%%

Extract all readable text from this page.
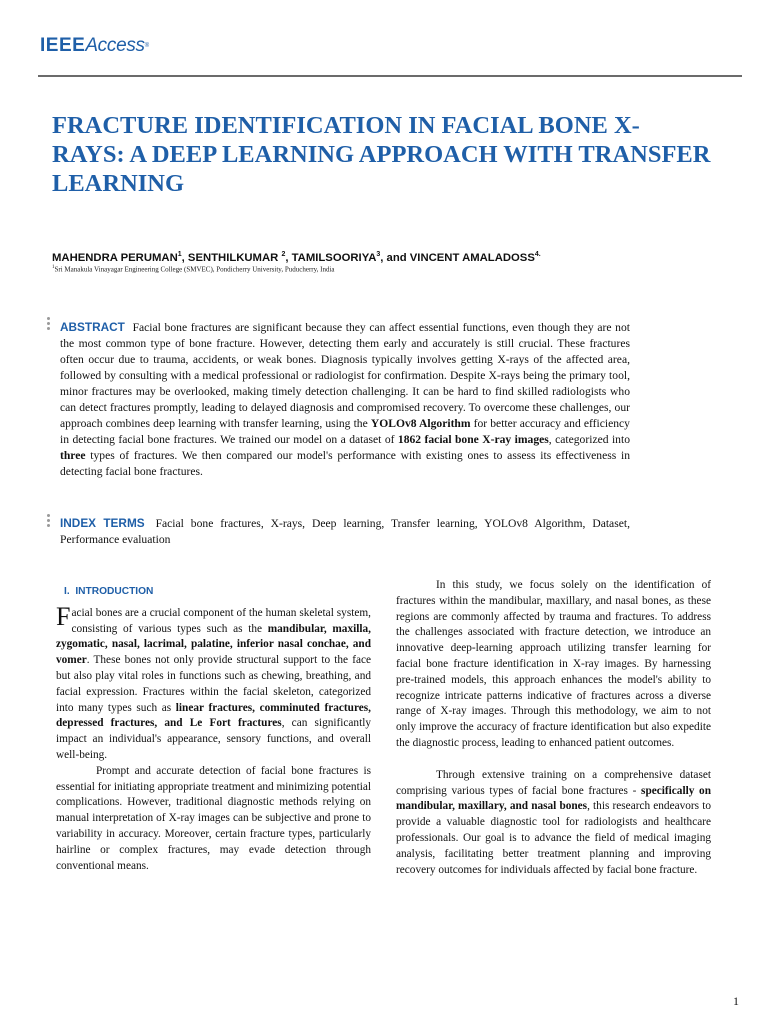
IEEEAccess®
FRACTURE IDENTIFICATION IN FACIAL BONE X-RAYS: A DEEP LEARNING APPROACH WITH TRANSFER LEARNING
MAHENDRA PERUMAN$^1$, SENTHILKUMAR $^2$, TAMILSOORIYA$^3$, and VINCENT $AMALADOSS^{4.}$
$^1$Sri Manakula Vinayagar Engineering College (SMVEC), Pondicherry University, Puducherry, India
ABSTRACT Facial bone fractures are significant because they can affect essential functions, even though they are not the most common type of bone fracture. However, detecting them early and accurately is still crucial. These fractures often occur due to trauma, accidents, or weak bones. Diagnosis typically involves getting X-rays of the affected area, followed by consulting with a medical professional or radiologist for confirmation. Despite X-rays being the primary tool, minor fractures may be overlooked, making timely detection challenging. It can be hard to find skilled radiologists who can detect fractures promptly, leading to delayed diagnosis and compromised recovery. To overcome these challenges, our approach combines deep learning with transfer learning, using the YOLOv8 Algorithm for better accuracy and efficiency in detecting facial bone fractures. We trained our model on a dataset of 1862 facial bone X-ray images, categorized into three types of fractures. We then compared our model's performance with existing ones to assess its effectiveness in detecting facial bone fractures.
INDEX TERMS Facial bone fractures, X-rays, Deep learning, Transfer learning, YOLOv8 Algorithm, Dataset, Performance evaluation
I.  INTRODUCTION

Facial bones are a crucial component of the human skeletal system, consisting of various types such as the mandibular, maxilla, zygomatic, nasal, lacrimal, palatine, inferior nasal conchae, and vomer. These bones not only provide structural support to the face but also play vital roles in functions such as chewing, breathing, and facial expression. Fractures within the facial skeleton, categorized into many types such as linear fractures, comminuted fractures, depressed fractures, and Le Fort fractures, can significantly impact an individual's appearance, sensory functions, and overall well-being.

Prompt and accurate detection of facial bone fractures is essential for initiating appropriate treatment and minimizing potential complications. However, traditional diagnostic methods relying on manual interpretation of X-ray images can be subjective and prone to variability in accuracy. Moreover, certain fracture types, particularly hairline or complex fractures, may evade detection through conventional means.

In this study, we focus solely on the identification of fractures within the mandibular, maxillary, and nasal bones, as these regions are commonly affected by trauma and fractures. To address the challenges associated with fracture detection, we introduce an innovative deep-learning approach utilizing transfer learning for facial bone fracture identification in X-ray images. By harnessing pre-trained models, this approach enhances the model's ability to recognize intricate patterns indicative of fractures across a diverse range of X-ray images. Through this methodology, we aim to not only improve the accuracy of fracture identification but also expedite the diagnostic process, leading to enhanced patient outcomes.

Through extensive training on a comprehensive dataset comprising various types of facial bone fractures - specifically on mandibular, maxillary, and nasal bones, this research endeavors to provide a valuable diagnostic tool for radiologists and healthcare professionals. Our goal is to advance the field of medical imaging analysis, facilitating better treatment planning and improving recovery outcomes for individuals affected by facial bone fracture.

1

%%

_Given problem_
Without including any pictures, print all of the material exactly as given.

_Reply_
Extract all readable text from this page.
IEEEAccess®
FRACTURE IDENTIFICATION IN FACIAL BONE X-RAYS: A DEEP LEARNING APPROACH WITH TRANSFER LEARNING
MAHENDRA PERUMAN$^1$, SENTHILKUMAR $^2$, TAMILSOORIYA$^3$, and VINCENT $AMALADOSS^{4.}$
$^1$Sri Manakula Vinayagar Engineering College (SMVEC), Pondicherry University, Puducherry, India
ABSTRACT Facial bone fractures are significant because they can affect essential functions, even though they are not the most common type of bone fracture. However, detecting them early and accurately is still crucial. These fractures often occur due to trauma, accidents, or weak bones. Diagnosis typically involves getting X-rays of the affected area, followed by consulting with a medical professional or radiologist for confirmation. Despite X-rays being the primary tool, minor fractures may be overlooked, making timely detection challenging. It can be hard to find skilled radiologists who can detect fractures promptly, leading to delayed diagnosis and compromised recovery. To overcome these challenges, our approach combines deep learning with transfer learning, using the YOLOv8 Algorithm for better accuracy and efficiency in detecting facial bone fractures. We trained our model on a dataset of 1862 facial bone X-ray images, categorized into three types of fractures. We then compared our model's performance with existing ones to assess its effectiveness in detecting facial bone fractures.
INDEX TERMS Facial bone fractures, X-rays, Deep learning, Transfer learning, YOLOv8 Algorithm, Dataset, Performance evaluation
I.  INTRODUCTION

Facial bones are a crucial component of the human skeletal system, consisting of various types such as the mandibular, maxilla, zygomatic, nasal, lacrimal, palatine, inferior nasal conchae, and vomer. These bones not only provide structural support to the face but also play vital roles in functions such as chewing, breathing, and facial expression. Fractures within the facial skeleton, categorized into many types such as linear fractures, comminuted fractures, depressed fractures, and Le Fort fractures, can significantly impact an individual's appearance, sensory functions, and overall well-being.

Prompt and accurate detection of facial bone fractures is essential for initiating appropriate treatment and minimizing potential complications. However, traditional diagnostic methods relying on manual interpretation of X-ray images can be subjective and prone to variability in accuracy. Moreover, certain fracture types, particularly hairline or complex fractures, may evade detection through conventional means.

In this study, we focus solely on the identification of fractures within the mandibular, maxillary, and nasal bones, as these regions are commonly affected by trauma and fractures. To address the challenges associated with fracture detection, we introduce an innovative deep-learning approach utilizing transfer learning for facial bone fracture identification in X-ray images. By harnessing pre-trained models, this approach enhances the model's ability to recognize intricate patterns indicative of fractures across a diverse range of X-ray images. Through this methodology, we aim to not only improve the accuracy of fracture identification but also expedite the diagnostic process, leading to enhanced patient outcomes.

Through extensive training on a comprehensive dataset comprising various types of facial bone fractures - specifically on mandibular, maxillary, and nasal bones, this research endeavors to provide a valuable diagnostic tool for radiologists and healthcare professionals. Our goal is to advance the field of medical imaging analysis, facilitating better treatment planning and improving recovery outcomes for individuals affected by facial bone fracture.

1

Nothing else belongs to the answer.